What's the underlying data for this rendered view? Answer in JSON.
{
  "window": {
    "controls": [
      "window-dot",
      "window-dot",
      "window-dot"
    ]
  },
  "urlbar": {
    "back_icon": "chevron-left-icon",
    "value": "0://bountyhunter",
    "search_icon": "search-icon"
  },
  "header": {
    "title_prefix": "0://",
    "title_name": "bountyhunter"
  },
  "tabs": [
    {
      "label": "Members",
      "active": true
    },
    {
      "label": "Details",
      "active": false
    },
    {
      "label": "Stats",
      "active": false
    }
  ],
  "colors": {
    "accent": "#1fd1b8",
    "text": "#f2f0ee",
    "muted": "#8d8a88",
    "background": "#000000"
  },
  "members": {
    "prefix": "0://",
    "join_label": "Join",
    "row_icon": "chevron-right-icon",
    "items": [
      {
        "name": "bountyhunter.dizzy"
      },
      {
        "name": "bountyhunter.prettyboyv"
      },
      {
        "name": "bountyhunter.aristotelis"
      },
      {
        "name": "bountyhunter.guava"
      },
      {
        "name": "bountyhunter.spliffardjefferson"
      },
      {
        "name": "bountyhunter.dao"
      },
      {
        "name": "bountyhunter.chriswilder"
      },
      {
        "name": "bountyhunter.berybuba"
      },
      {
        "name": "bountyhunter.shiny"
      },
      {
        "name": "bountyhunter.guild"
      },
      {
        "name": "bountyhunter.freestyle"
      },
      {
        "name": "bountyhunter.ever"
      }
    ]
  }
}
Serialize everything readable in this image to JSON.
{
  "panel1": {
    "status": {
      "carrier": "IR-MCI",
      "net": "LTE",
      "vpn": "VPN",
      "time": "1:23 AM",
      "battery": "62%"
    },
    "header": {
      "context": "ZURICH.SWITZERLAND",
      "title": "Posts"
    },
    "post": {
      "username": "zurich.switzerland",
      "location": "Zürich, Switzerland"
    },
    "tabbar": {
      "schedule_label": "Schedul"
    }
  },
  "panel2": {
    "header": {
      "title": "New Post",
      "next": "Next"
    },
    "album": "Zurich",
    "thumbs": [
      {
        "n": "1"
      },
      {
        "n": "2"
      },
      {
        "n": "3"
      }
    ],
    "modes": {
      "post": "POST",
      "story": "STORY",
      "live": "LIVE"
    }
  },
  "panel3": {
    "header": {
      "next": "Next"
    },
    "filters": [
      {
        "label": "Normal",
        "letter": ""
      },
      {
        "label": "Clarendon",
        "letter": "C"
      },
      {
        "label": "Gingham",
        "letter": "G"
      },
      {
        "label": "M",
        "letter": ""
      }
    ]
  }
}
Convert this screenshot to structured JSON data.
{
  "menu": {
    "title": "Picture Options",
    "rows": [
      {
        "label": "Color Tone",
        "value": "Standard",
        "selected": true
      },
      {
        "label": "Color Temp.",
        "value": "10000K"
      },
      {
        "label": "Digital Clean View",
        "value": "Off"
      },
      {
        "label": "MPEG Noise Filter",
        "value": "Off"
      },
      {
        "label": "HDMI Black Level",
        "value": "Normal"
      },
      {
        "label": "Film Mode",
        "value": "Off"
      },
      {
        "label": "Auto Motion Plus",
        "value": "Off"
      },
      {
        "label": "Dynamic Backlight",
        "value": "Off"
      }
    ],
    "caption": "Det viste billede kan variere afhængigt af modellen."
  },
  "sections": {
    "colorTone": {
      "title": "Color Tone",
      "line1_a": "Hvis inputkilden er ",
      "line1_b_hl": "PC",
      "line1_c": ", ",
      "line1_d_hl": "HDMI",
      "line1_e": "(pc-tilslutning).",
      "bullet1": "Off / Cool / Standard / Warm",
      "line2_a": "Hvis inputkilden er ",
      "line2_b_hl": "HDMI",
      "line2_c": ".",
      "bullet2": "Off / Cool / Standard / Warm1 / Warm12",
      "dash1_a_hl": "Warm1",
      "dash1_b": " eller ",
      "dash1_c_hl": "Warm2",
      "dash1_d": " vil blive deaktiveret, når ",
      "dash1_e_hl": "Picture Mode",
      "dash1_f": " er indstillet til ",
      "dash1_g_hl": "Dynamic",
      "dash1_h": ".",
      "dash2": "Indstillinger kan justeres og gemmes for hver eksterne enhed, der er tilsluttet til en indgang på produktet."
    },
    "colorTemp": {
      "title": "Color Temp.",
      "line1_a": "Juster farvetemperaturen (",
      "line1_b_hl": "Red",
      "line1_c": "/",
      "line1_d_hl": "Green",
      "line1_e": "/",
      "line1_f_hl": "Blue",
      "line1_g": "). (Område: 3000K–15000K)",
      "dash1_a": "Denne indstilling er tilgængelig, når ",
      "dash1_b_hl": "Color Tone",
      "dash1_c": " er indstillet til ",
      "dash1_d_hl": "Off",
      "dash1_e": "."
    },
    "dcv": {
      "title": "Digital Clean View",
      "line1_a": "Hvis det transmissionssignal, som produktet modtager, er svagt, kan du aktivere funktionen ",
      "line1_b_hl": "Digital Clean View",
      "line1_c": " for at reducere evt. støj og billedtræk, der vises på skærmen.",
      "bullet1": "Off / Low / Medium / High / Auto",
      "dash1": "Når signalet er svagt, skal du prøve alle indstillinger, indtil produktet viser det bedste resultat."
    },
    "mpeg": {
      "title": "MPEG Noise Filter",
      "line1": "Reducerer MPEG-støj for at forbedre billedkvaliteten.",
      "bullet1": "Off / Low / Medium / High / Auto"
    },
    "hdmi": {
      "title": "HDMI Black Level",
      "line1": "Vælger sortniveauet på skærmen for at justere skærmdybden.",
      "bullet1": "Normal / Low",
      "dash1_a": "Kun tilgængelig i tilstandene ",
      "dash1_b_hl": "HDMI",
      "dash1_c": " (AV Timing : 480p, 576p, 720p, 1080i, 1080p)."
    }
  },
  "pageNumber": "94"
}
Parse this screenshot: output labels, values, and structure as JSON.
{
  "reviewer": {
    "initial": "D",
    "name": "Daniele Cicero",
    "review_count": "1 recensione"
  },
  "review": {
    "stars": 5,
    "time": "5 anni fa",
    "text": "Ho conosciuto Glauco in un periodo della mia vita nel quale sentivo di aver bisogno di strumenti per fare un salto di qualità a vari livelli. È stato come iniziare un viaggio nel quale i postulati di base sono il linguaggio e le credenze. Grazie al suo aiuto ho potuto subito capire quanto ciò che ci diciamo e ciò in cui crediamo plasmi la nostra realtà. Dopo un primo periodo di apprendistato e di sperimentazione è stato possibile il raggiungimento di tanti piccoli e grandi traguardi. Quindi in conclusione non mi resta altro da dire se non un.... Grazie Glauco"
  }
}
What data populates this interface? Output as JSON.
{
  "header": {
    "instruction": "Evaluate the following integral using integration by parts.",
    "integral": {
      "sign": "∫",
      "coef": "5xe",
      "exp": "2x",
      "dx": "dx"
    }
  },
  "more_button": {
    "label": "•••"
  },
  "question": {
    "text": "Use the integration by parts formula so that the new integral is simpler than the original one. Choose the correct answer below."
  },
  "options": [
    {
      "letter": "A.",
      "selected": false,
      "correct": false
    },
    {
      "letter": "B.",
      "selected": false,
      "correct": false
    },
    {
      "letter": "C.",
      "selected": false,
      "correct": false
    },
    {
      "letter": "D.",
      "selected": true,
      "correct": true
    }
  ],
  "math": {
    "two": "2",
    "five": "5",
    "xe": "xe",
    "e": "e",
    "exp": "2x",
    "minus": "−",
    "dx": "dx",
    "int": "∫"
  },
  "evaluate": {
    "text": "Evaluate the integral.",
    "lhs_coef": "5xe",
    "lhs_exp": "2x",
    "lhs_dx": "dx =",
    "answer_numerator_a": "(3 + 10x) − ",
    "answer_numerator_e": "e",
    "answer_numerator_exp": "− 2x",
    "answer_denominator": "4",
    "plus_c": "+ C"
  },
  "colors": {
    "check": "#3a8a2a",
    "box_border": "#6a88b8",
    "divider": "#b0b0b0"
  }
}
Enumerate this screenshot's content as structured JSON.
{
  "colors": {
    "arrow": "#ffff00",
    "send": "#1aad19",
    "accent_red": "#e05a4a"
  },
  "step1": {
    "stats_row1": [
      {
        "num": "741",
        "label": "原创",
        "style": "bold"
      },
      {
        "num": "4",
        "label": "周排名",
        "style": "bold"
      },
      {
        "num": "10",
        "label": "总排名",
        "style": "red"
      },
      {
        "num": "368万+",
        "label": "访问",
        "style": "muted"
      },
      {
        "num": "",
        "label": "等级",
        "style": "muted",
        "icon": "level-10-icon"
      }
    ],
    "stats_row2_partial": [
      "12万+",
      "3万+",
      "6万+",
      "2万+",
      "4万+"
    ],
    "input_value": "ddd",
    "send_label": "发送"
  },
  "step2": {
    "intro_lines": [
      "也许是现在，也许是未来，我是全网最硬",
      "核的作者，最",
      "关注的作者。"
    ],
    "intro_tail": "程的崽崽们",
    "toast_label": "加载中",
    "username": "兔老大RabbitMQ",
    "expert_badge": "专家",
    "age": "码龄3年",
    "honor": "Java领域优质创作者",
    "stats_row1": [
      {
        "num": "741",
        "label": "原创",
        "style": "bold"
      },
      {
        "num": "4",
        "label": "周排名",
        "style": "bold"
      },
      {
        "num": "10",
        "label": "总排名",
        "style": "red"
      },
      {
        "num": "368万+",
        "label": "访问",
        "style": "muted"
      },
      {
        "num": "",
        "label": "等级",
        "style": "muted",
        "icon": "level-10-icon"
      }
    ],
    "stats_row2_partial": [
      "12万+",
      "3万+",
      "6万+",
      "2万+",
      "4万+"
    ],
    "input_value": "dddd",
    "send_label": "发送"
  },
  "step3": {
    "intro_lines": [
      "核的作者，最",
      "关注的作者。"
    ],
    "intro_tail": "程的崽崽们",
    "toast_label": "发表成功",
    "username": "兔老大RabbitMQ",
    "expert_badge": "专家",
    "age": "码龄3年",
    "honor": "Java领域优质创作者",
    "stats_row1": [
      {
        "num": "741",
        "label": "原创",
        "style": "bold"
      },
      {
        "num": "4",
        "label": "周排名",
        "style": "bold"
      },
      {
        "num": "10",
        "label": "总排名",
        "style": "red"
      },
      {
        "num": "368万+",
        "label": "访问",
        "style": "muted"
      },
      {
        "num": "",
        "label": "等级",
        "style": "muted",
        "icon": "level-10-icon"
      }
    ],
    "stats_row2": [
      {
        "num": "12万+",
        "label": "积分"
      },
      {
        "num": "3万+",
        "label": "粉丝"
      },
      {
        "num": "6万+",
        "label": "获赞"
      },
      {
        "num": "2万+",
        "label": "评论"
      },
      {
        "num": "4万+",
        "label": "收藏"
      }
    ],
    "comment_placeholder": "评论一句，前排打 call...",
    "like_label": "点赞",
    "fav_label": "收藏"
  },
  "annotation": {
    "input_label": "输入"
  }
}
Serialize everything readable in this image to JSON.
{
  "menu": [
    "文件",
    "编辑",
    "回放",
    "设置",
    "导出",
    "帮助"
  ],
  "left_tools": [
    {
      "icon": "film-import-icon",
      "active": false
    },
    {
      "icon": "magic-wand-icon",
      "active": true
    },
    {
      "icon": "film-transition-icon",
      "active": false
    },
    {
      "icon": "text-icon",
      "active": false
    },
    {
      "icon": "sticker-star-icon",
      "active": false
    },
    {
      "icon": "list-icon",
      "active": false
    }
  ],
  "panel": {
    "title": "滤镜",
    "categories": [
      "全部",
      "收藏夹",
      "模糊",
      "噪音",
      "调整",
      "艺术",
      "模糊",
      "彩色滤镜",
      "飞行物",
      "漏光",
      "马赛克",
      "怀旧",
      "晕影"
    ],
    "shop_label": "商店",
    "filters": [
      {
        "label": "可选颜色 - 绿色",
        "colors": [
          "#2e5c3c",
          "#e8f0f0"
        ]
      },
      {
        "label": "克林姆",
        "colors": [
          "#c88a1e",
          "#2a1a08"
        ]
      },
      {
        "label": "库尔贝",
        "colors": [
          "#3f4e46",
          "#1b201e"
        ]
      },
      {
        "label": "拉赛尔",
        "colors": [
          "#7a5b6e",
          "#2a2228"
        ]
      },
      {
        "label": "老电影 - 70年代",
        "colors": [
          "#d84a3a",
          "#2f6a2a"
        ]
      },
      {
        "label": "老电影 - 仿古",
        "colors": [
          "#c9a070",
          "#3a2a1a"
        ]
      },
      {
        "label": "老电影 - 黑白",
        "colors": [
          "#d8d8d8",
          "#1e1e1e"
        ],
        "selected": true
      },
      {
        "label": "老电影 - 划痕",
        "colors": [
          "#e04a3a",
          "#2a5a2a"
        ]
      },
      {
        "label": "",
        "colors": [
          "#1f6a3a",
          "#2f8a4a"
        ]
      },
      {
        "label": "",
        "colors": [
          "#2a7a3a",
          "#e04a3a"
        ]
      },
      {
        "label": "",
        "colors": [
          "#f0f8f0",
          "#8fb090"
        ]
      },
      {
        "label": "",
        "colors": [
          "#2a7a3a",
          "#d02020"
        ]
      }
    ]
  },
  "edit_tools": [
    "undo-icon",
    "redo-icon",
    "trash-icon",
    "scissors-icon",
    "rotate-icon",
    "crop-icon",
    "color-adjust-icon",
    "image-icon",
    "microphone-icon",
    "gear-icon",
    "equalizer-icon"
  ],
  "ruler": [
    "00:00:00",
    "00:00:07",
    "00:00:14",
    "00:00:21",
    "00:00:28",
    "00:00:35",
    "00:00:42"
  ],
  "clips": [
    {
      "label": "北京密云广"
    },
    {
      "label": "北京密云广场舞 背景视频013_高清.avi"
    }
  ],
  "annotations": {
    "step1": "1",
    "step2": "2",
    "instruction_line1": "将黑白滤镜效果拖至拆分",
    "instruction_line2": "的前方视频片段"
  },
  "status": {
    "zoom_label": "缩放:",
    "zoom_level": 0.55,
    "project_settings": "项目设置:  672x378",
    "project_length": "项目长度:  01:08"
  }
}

--

In the listing, how many lines hold "Digital"? Answer with a bare number.

3